### Input records ###
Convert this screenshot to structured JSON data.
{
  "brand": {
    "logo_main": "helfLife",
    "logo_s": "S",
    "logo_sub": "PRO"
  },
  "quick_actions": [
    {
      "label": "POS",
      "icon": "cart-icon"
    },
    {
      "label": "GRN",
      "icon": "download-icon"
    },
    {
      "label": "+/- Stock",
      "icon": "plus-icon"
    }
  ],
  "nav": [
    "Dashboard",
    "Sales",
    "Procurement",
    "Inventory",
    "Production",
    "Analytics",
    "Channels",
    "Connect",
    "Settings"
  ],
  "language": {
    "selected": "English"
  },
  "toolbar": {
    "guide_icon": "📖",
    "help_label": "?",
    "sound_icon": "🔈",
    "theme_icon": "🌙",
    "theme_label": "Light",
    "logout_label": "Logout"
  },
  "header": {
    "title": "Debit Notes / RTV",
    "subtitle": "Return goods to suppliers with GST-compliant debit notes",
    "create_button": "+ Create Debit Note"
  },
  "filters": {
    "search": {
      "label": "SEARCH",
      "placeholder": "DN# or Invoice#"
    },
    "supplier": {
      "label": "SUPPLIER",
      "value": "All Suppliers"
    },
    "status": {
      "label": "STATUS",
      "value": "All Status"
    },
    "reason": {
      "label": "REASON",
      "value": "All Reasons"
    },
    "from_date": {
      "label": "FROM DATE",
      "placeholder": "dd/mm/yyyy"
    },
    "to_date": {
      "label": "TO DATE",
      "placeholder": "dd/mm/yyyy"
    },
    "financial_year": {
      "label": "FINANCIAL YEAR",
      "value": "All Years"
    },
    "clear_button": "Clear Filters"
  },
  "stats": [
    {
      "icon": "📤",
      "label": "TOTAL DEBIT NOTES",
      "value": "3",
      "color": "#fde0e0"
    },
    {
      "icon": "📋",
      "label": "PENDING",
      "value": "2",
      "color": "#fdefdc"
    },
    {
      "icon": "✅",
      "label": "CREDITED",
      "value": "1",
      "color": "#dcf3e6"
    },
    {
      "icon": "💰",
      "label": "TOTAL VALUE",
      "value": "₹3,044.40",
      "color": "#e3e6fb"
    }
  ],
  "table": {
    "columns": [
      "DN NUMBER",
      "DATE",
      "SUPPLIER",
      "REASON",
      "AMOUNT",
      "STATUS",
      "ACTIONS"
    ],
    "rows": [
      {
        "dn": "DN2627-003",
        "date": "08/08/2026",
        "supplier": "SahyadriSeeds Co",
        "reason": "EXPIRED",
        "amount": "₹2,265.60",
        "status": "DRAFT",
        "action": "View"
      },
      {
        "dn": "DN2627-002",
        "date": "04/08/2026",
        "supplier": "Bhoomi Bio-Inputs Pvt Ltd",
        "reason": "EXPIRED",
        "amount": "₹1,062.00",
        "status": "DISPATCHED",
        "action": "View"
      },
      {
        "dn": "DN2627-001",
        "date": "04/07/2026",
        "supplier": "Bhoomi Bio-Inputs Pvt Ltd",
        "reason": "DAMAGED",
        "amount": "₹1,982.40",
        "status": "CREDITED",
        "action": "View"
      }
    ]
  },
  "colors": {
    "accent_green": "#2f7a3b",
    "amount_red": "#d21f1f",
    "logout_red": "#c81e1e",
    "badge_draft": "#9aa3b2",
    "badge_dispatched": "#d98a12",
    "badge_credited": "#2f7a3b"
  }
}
###
▶ **Problem description**:
Write out every line of the records exactly.

▶ **Exercise result**:
Convert this screenshot to structured JSON data.
{
  "brand": {
    "logo_main": "helfLife",
    "logo_s": "S",
    "logo_sub": "PRO"
  },
  "quick_actions": [
    {
      "label": "POS",
      "icon": "cart-icon"
    },
    {
      "label": "GRN",
      "icon": "download-icon"
    },
    {
      "label": "+/- Stock",
      "icon": "plus-icon"
    }
  ],
  "nav": [
    "Dashboard",
    "Sales",
    "Procurement",
    "Inventory",
    "Production",
    "Analytics",
    "Channels",
    "Connect",
    "Settings"
  ],
  "language": {
    "selected": "English"
  },
  "toolbar": {
    "guide_icon": "📖",
    "help_label": "?",
    "sound_icon": "🔈",
    "theme_icon": "🌙",
    "theme_label": "Light",
    "logout_label": "Logout"
  },
  "header": {
    "title": "Debit Notes / RTV",
    "subtitle": "Return goods to suppliers with GST-compliant debit notes",
    "create_button": "+ Create Debit Note"
  },
  "filters": {
    "search": {
      "label": "SEARCH",
      "placeholder": "DN# or Invoice#"
    },
    "supplier": {
      "label": "SUPPLIER",
      "value": "All Suppliers"
    },
    "status": {
      "label": "STATUS",
      "value": "All Status"
    },
    "reason": {
      "label": "REASON",
      "value": "All Reasons"
    },
    "from_date": {
      "label": "FROM DATE",
      "placeholder": "dd/mm/yyyy"
    },
    "to_date": {
      "label": "TO DATE",
      "placeholder": "dd/mm/yyyy"
    },
    "financial_year": {
      "label": "FINANCIAL YEAR",
      "value": "All Years"
    },
    "clear_button": "Clear Filters"
  },
  "stats": [
    {
      "icon": "📤",
      "label": "TOTAL DEBIT NOTES",
      "value": "3",
      "color": "#fde0e0"
    },
    {
      "icon": "📋",
      "label": "PENDING",
      "value": "2",
      "color": "#fdefdc"
    },
    {
      "icon": "✅",
      "label": "CREDITED",
      "value": "1",
      "color": "#dcf3e6"
    },
    {
      "icon": "💰",
      "label": "TOTAL VALUE",
      "value": "₹3,044.40",
      "color": "#e3e6fb"
    }
  ],
  "table": {
    "columns": [
      "DN NUMBER",
      "DATE",
      "SUPPLIER",
      "REASON",
      "AMOUNT",
      "STATUS",
      "ACTIONS"
    ],
    "rows": [
      {
        "dn": "DN2627-003",
        "date": "08/08/2026",
        "supplier": "SahyadriSeeds Co",
        "reason": "EXPIRED",
        "amount": "₹2,265.60",
        "status": "DRAFT",
        "action": "View"
      },
      {
        "dn": "DN2627-002",
        "date": "04/08/2026",
        "supplier": "Bhoomi Bio-Inputs Pvt Ltd",
        "reason": "EXPIRED",
        "amount": "₹1,062.00",
        "status": "DISPATCHED",
        "action": "View"
      },
      {
        "dn": "DN2627-001",
        "date": "04/07/2026",
        "supplier": "Bhoomi Bio-Inputs Pvt Ltd",
        "reason": "DAMAGED",
        "amount": "₹1,982.40",
        "status": "CREDITED",
        "action": "View"
      }
    ]
  },
  "colors": {
    "accent_green": "#2f7a3b",
    "amount_red": "#d21f1f",
    "logout_red": "#c81e1e",
    "badge_draft": "#9aa3b2",
    "badge_dispatched": "#d98a12",
    "badge_credited": "#2f7a3b"
  }
}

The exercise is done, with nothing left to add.